A run of records:

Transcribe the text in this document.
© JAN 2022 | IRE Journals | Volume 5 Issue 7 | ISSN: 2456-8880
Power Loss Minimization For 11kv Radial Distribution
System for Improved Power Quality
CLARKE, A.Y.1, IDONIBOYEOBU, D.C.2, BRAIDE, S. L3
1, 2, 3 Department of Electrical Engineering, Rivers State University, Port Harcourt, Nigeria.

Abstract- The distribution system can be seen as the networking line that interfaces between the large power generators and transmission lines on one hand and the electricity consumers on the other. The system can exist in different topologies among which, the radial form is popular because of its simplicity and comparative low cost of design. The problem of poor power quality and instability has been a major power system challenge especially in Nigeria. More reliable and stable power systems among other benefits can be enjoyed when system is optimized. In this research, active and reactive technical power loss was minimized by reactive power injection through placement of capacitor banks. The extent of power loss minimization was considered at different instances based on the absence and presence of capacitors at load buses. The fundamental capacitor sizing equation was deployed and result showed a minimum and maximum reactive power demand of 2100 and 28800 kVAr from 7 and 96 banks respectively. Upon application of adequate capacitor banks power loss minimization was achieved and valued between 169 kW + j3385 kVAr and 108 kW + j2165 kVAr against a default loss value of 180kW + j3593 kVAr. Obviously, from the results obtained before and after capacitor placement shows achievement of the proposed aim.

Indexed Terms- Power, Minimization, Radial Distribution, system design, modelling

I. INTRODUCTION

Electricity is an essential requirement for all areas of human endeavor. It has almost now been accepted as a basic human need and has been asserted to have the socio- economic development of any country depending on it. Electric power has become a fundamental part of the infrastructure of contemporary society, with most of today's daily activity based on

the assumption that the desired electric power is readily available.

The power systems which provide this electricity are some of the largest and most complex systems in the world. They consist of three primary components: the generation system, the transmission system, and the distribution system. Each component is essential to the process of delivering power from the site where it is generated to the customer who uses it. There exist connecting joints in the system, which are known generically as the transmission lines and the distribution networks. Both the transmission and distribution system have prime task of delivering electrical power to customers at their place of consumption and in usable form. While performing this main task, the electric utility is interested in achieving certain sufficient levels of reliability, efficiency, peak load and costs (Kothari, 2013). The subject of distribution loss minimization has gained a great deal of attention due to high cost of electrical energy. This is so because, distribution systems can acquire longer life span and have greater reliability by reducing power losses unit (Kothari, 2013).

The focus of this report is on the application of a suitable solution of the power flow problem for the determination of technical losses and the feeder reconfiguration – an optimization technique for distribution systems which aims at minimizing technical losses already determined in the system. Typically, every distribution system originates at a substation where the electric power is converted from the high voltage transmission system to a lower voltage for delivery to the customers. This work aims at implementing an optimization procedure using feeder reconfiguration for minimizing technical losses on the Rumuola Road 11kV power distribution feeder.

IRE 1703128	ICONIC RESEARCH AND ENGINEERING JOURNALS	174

GIVEN PROBLEM |
Copy all data exactly, start to finish.

REPLY TO THE EXERCISE |
Transcribe the text in this document.
© JAN 2022 | IRE Journals | Volume 5 Issue 7 | ISSN: 2456-8880
Power Loss Minimization For 11kv Radial Distribution
System for Improved Power Quality
CLARKE, A.Y.1, IDONIBOYEOBU, D.C.2, BRAIDE, S. L3
1, 2, 3 Department of Electrical Engineering, Rivers State University, Port Harcourt, Nigeria.

Abstract- The distribution system can be seen as the networking line that interfaces between the large power generators and transmission lines on one hand and the electricity consumers on the other. The system can exist in different topologies among which, the radial form is popular because of its simplicity and comparative low cost of design. The problem of poor power quality and instability has been a major power system challenge especially in Nigeria. More reliable and stable power systems among other benefits can be enjoyed when system is optimized. In this research, active and reactive technical power loss was minimized by reactive power injection through placement of capacitor banks. The extent of power loss minimization was considered at different instances based on the absence and presence of capacitors at load buses. The fundamental capacitor sizing equation was deployed and result showed a minimum and maximum reactive power demand of 2100 and 28800 kVAr from 7 and 96 banks respectively. Upon application of adequate capacitor banks power loss minimization was achieved and valued between 169 kW + j3385 kVAr and 108 kW + j2165 kVAr against a default loss value of 180kW + j3593 kVAr. Obviously, from the results obtained before and after capacitor placement shows achievement of the proposed aim.

Indexed Terms- Power, Minimization, Radial Distribution, system design, modelling

I. INTRODUCTION

Electricity is an essential requirement for all areas of human endeavor. It has almost now been accepted as a basic human need and has been asserted to have the socio- economic development of any country depending on it. Electric power has become a fundamental part of the infrastructure of contemporary society, with most of today's daily activity based on

the assumption that the desired electric power is readily available.

The power systems which provide this electricity are some of the largest and most complex systems in the world. They consist of three primary components: the generation system, the transmission system, and the distribution system. Each component is essential to the process of delivering power from the site where it is generated to the customer who uses it. There exist connecting joints in the system, which are known generically as the transmission lines and the distribution networks. Both the transmission and distribution system have prime task of delivering electrical power to customers at their place of consumption and in usable form. While performing this main task, the electric utility is interested in achieving certain sufficient levels of reliability, efficiency, peak load and costs (Kothari, 2013). The subject of distribution loss minimization has gained a great deal of attention due to high cost of electrical energy. This is so because, distribution systems can acquire longer life span and have greater reliability by reducing power losses unit (Kothari, 2013).

The focus of this report is on the application of a suitable solution of the power flow problem for the determination of technical losses and the feeder reconfiguration – an optimization technique for distribution systems which aims at minimizing technical losses already determined in the system. Typically, every distribution system originates at a substation where the electric power is converted from the high voltage transmission system to a lower voltage for delivery to the customers. This work aims at implementing an optimization procedure using feeder reconfiguration for minimizing technical losses on the Rumuola Road 11kV power distribution feeder.

IRE 1703128	ICONIC RESEARCH AND ENGINEERING JOURNALS	174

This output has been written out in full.